Records about charts and figures:
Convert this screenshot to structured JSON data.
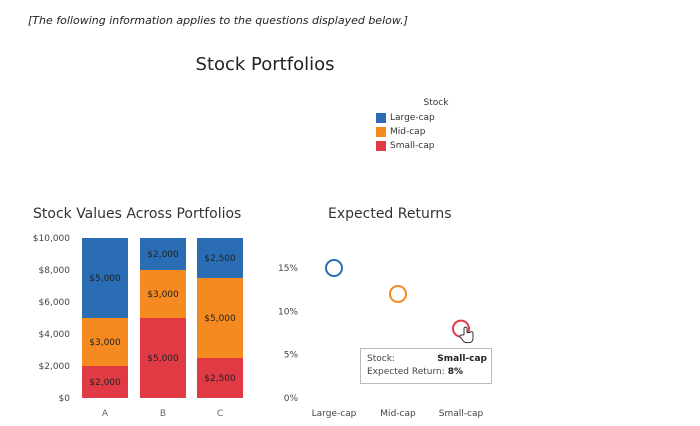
{
  "header": {
    "intro": "[The following information applies to the questions displayed below.]",
    "title": "Stock Portfolios"
  },
  "legend": {
    "title": "Stock",
    "items": [
      {
        "label": "Large-cap",
        "color": "#2a6db4"
      },
      {
        "label": "Mid-cap",
        "color": "#f48a20"
      },
      {
        "label": "Small-cap",
        "color": "#e03a45"
      }
    ]
  },
  "chart_data": [
    {
      "type": "bar",
      "stacked": true,
      "title": "Stock Values Across Portfolios",
      "categories": [
        "A",
        "B",
        "C"
      ],
      "series": [
        {
          "name": "Small-cap",
          "values": [
            2000,
            5000,
            2500
          ],
          "labels": [
            "$2,000",
            "$5,000",
            "$2,500"
          ],
          "color": "#e03a45"
        },
        {
          "name": "Mid-cap",
          "values": [
            3000,
            3000,
            5000
          ],
          "labels": [
            "$3,000",
            "$3,000",
            "$5,000"
          ],
          "color": "#f48a20"
        },
        {
          "name": "Large-cap",
          "values": [
            5000,
            2000,
            2500
          ],
          "labels": [
            "$5,000",
            "$2,000",
            "$2,500"
          ],
          "color": "#2a6db4"
        }
      ],
      "ylim": [
        0,
        10000
      ],
      "yticks": [
        0,
        2000,
        4000,
        6000,
        8000,
        10000
      ],
      "ytick_labels": [
        "$0",
        "$2,000",
        "$4,000",
        "$6,000",
        "$8,000",
        "$10,000"
      ]
    },
    {
      "type": "scatter",
      "title": "Expected Returns",
      "categories": [
        "Large-cap",
        "Mid-cap",
        "Small-cap"
      ],
      "values": [
        15,
        12,
        8
      ],
      "ylim": [
        0,
        18
      ],
      "yticks": [
        0,
        5,
        10,
        15
      ],
      "ytick_labels": [
        "0%",
        "5%",
        "10%",
        "15%"
      ],
      "tooltip": {
        "stock_label": "Stock:",
        "stock_value": "Small-cap",
        "return_label": "Expected Return:",
        "return_value": "8%"
      }
    }
  ]
}
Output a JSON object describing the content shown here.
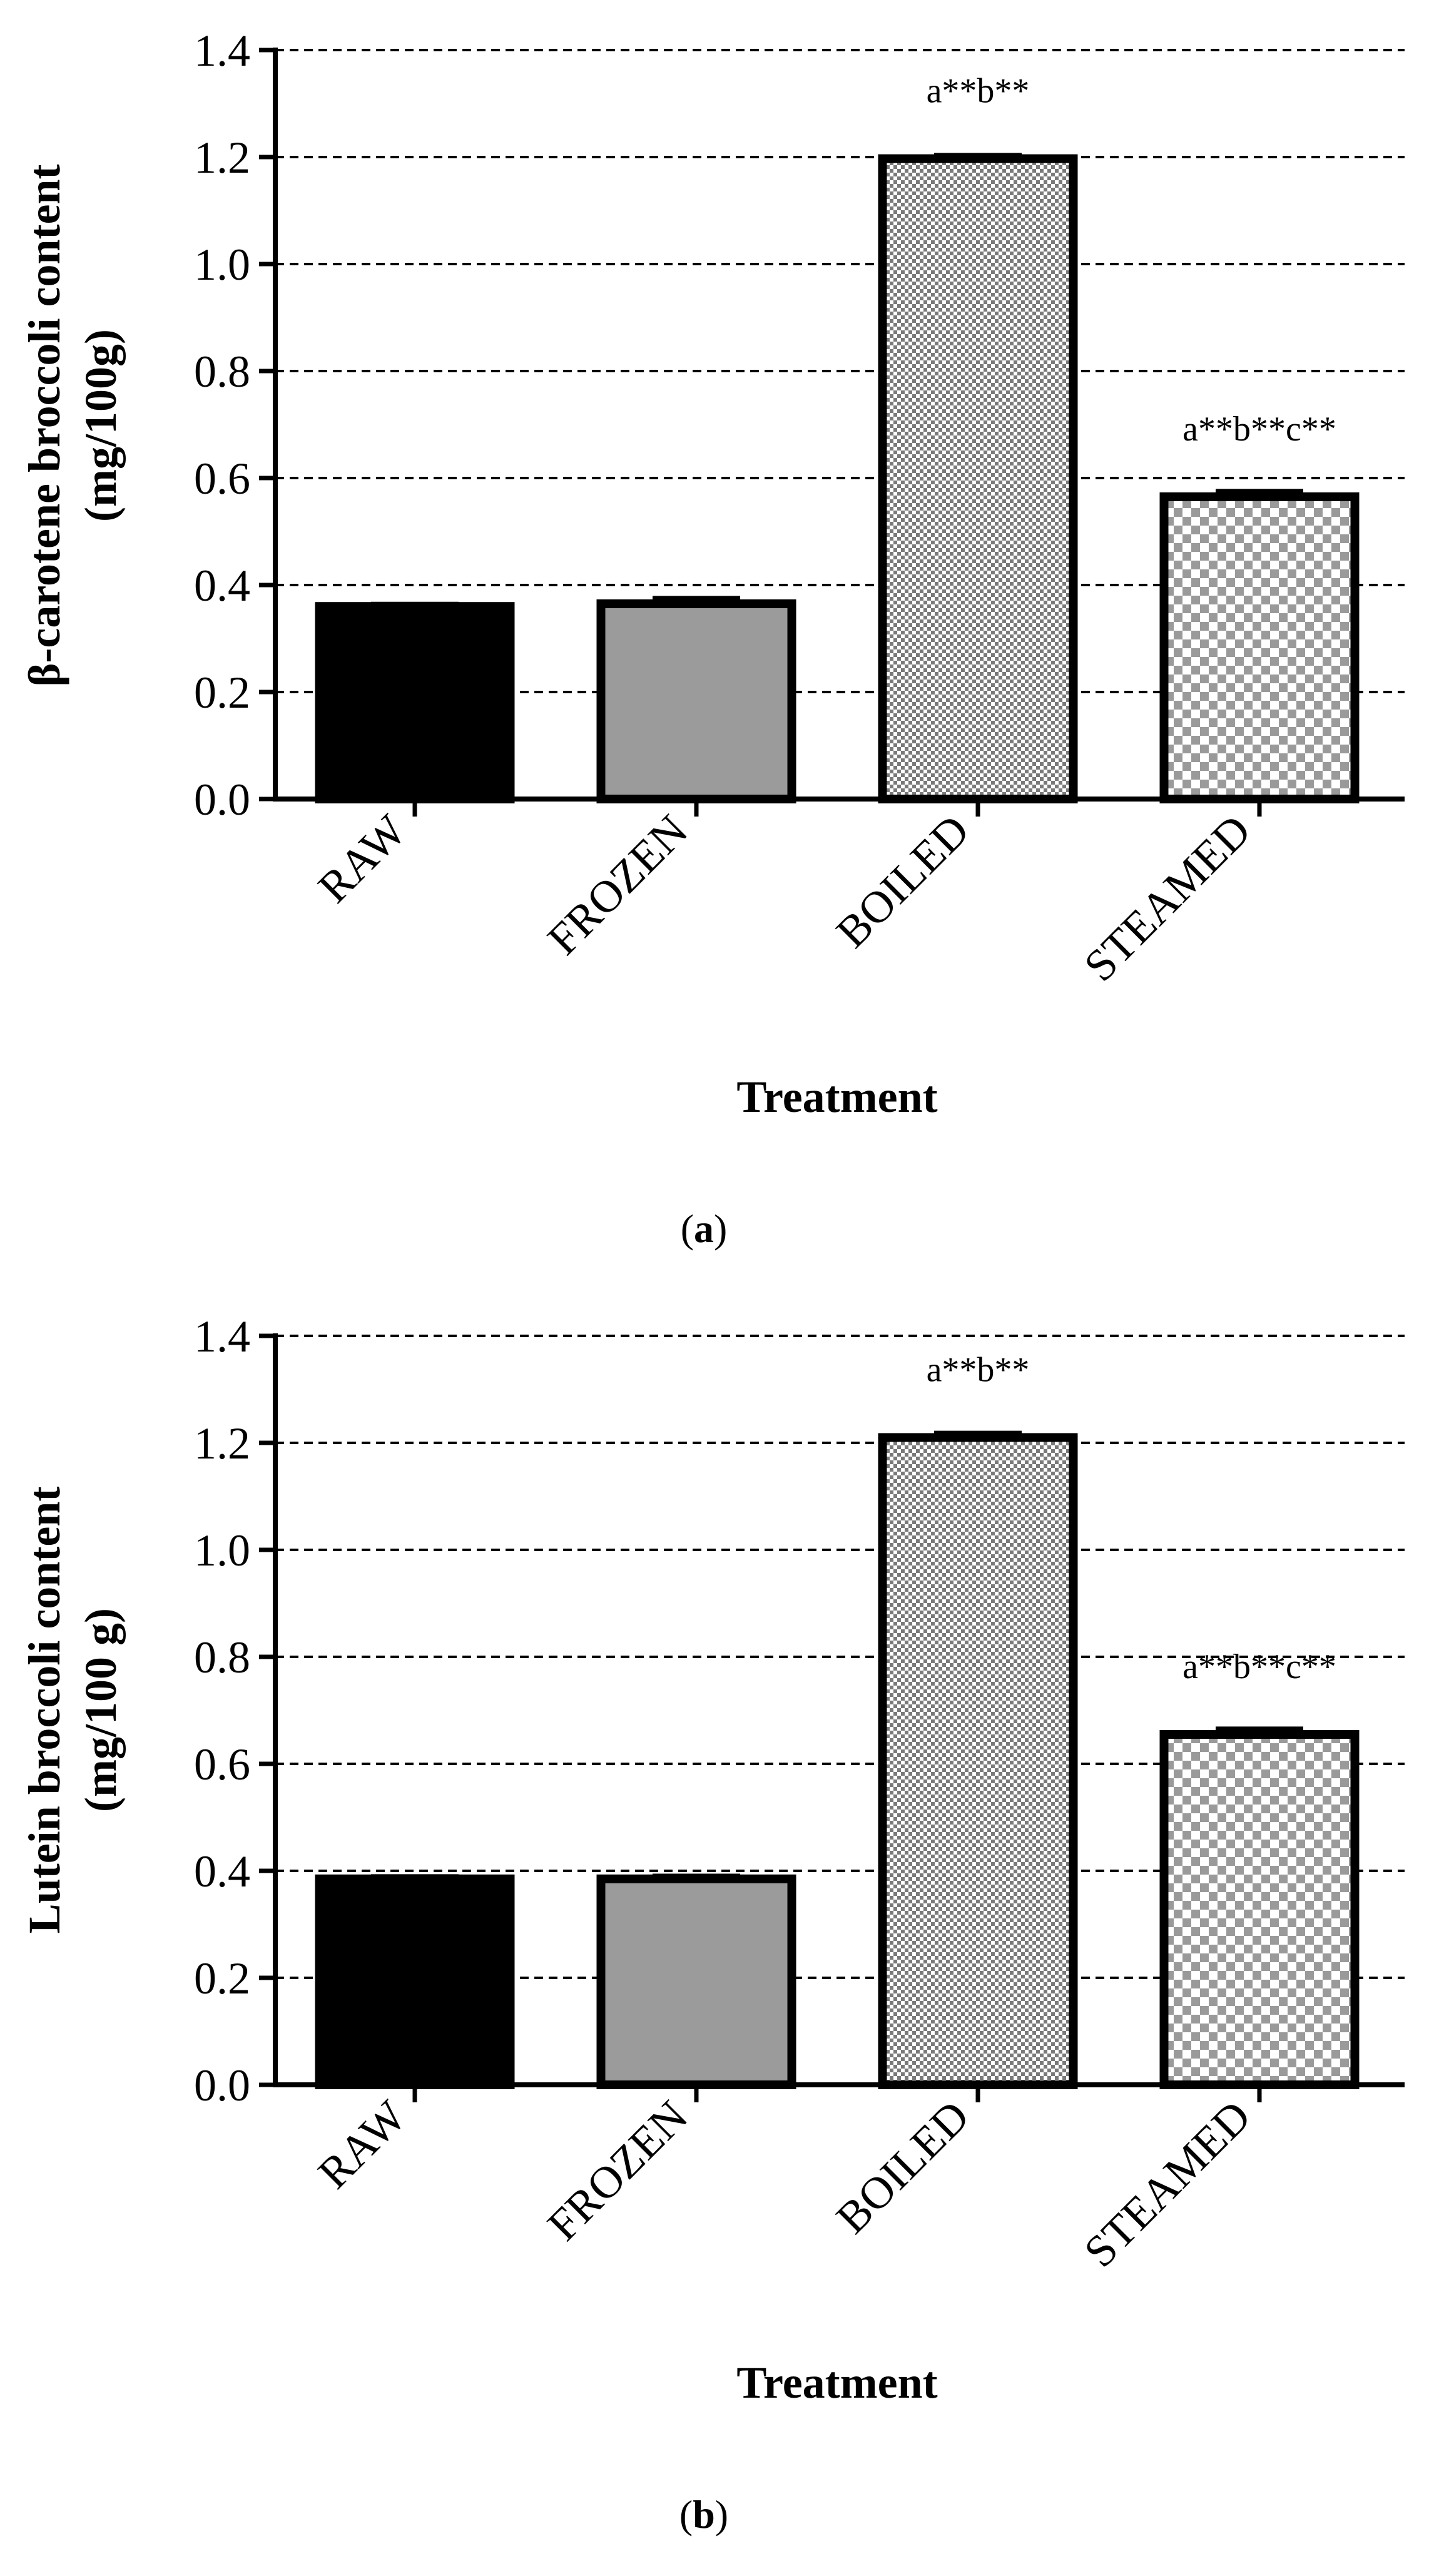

Description of the task. Pictures are to be left out; the records above must be repeated word for word.

The output.
Convert this screenshot to structured JSON data.
{
  "header": {
    "intro": "[The following information applies to the questions displayed below.]",
    "title": "Stock Portfolios"
  },
  "legend": {
    "title": "Stock",
    "items": [
      {
        "label": "Large-cap",
        "color": "#2a6db4"
      },
      {
        "label": "Mid-cap",
        "color": "#f48a20"
      },
      {
        "label": "Small-cap",
        "color": "#e03a45"
      }
    ]
  },
  "chart_data": [
    {
      "type": "bar",
      "stacked": true,
      "title": "Stock Values Across Portfolios",
      "categories": [
        "A",
        "B",
        "C"
      ],
      "series": [
        {
          "name": "Small-cap",
          "values": [
            2000,
            5000,
            2500
          ],
          "labels": [
            "$2,000",
            "$5,000",
            "$2,500"
          ],
          "color": "#e03a45"
        },
        {
          "name": "Mid-cap",
          "values": [
            3000,
            3000,
            5000
          ],
          "labels": [
            "$3,000",
            "$3,000",
            "$5,000"
          ],
          "color": "#f48a20"
        },
        {
          "name": "Large-cap",
          "values": [
            5000,
            2000,
            2500
          ],
          "labels": [
            "$5,000",
            "$2,000",
            "$2,500"
          ],
          "color": "#2a6db4"
        }
      ],
      "ylim": [
        0,
        10000
      ],
      "yticks": [
        0,
        2000,
        4000,
        6000,
        8000,
        10000
      ],
      "ytick_labels": [
        "$0",
        "$2,000",
        "$4,000",
        "$6,000",
        "$8,000",
        "$10,000"
      ]
    },
    {
      "type": "scatter",
      "title": "Expected Returns",
      "categories": [
        "Large-cap",
        "Mid-cap",
        "Small-cap"
      ],
      "values": [
        15,
        12,
        8
      ],
      "ylim": [
        0,
        18
      ],
      "yticks": [
        0,
        5,
        10,
        15
      ],
      "ytick_labels": [
        "0%",
        "5%",
        "10%",
        "15%"
      ],
      "tooltip": {
        "stock_label": "Stock:",
        "stock_value": "Small-cap",
        "return_label": "Expected Return:",
        "return_value": "8%"
      }
    }
  ]
}
Output a JSON object describing the content shown here.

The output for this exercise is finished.